• [Texto mostrado]
::::::
Despojos de la carne y rastro de luciérnagas

25 de septiembre de 2013

La poesía recoge y acoge interrogantes que van esparciéndose como una retahíla cuestionadora, como una bisagra que abre nuevos cauces en la insondable tarea metafórica. Es el caudal que interpreta viejas realidades desde la nada, desde el recoveco de caminos maltrechos, desde la invocación a la vigilia y a la contemplación. Es la profanación que antecede al rito de la huella escrita, a la mutilación de sensaciones ajenas, a la heredad de fantasmas ausentes.

Como dice Édgar Castellanos Jiménez, los poetas son aquellos “seres sueltos de la mano de Dios y absueltos de la mano del hombre. Arrojados oportunamente del Paraíso, porque no hubo suficientes manzanas, fáciles de piel y de tentaciones para hacer sucumbir al verso y al anverso de la palabra que vive desnuda”. Y desde esa desnudez caligráfica y semántica se van conjugando maneras manifiestas de expresión literaria. Entonces, la poesía es el revoltijo de los canallas, la brevedad del infortunio, el tributo de las ficciones. Es la fiesta que envuelve de seducción y atrapa a la originalidad proveniente de la tierra.
::::::
• [Ejercicio A] Traduce al inglés esta oración del texto sobre la poesía: «Es la profanación que antecede al rito de la huella escrita, a la mutilación de sensaciones ajenas, a la heredad de fantasmas ausentes.»
• [Ejercicio B] Prosigue el texto sobre la poesía a partir de su última oración.

• [Entradas proporcionadas]
::::::
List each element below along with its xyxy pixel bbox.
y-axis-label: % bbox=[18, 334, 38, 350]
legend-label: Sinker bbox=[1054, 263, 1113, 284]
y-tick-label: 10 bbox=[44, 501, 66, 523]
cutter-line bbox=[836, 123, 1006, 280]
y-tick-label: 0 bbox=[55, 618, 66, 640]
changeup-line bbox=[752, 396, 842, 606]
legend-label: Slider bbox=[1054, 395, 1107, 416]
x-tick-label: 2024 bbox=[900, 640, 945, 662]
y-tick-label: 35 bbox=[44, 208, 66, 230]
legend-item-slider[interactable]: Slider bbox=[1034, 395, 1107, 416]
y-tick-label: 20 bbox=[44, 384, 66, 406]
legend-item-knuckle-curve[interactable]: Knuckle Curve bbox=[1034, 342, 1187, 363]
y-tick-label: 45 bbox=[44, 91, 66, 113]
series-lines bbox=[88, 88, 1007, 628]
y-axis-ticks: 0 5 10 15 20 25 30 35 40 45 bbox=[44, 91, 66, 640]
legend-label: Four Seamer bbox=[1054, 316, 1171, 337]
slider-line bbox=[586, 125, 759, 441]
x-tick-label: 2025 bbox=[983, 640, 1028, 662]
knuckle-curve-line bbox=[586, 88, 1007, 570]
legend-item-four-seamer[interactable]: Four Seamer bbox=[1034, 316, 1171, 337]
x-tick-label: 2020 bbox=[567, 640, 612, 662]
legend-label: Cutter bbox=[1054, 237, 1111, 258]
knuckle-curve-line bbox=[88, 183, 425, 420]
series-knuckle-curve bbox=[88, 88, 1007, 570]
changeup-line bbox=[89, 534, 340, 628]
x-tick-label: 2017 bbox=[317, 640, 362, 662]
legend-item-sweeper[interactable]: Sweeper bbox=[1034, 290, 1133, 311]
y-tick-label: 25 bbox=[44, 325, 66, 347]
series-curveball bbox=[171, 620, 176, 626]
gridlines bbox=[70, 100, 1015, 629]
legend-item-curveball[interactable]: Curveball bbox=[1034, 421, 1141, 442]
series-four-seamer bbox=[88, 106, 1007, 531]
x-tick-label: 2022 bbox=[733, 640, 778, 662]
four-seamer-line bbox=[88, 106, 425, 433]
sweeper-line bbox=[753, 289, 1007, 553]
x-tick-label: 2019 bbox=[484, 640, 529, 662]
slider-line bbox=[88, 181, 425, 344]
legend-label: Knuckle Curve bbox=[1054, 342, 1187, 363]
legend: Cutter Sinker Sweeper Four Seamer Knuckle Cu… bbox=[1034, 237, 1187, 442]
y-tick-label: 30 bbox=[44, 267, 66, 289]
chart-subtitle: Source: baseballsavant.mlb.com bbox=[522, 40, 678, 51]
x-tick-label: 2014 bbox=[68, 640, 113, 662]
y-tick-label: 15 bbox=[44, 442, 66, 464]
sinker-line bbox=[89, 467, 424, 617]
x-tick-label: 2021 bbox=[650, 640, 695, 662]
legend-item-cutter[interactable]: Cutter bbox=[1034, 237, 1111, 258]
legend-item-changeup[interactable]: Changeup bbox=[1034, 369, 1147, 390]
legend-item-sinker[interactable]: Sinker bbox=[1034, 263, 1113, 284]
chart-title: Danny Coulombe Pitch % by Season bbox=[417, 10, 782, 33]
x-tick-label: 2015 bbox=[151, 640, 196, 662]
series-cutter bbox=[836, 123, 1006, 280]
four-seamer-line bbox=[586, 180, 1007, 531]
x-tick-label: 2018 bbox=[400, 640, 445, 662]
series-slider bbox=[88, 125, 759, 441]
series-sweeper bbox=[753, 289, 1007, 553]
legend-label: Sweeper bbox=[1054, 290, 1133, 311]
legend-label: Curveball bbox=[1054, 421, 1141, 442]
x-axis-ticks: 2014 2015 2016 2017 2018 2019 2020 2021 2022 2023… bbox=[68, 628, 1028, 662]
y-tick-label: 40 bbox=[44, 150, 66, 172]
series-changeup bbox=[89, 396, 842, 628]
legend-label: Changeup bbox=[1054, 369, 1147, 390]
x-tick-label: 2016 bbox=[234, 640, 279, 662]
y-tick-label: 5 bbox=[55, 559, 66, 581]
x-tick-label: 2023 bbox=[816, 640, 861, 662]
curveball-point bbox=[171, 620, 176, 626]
::::::
• [Respuesta correcta A] It is the profanation that precedes the rite of the written trace, the mutilation of others' sensations, the inheritance of absent ghosts.

• [Respuesta correcta B]
Según Carmen Váscones: “El temor a enfrentarse a la escritura es el miedo a enfrentarse con uno. Cada uno de nosotros es un libro a abrirse, escribirse. Hay que descubrir ritmo, cadencia, idioma propio, una particular lectura, dejarse tocar por el esplendor del vacío, la voz del silencio, por la aparición de lo bello”. Y, desde ese silencio que arremete con la ternura y la imprecación, surge “Trilogía de la carne” (Editorial Mar Abierto, Manta, 2012), de Alexis Cuzme; acumulado lírico en donde habita el caos y el conjuro de la expiración, los puntos suspensivos de la vida, la ira y el último estallido de rebeldía, la pesadumbre y la demolición de “mi crónica ciudad/ de mermelada y moscas,/ de pescados y sangre,/ sangre babosa/ para beber/ la sinrazón”, los efectos del asfalto bajo la lluvia, los rostros sonámbulos que claman malos augurios, el trajinar de párvulos trashumantes, los despojos de la esperanza, el sexo como campo de batalla, la sinfonía de mejores vientos. “Trilogía de la carne” arremete como “danza macabra” entre el delirio y la desolación.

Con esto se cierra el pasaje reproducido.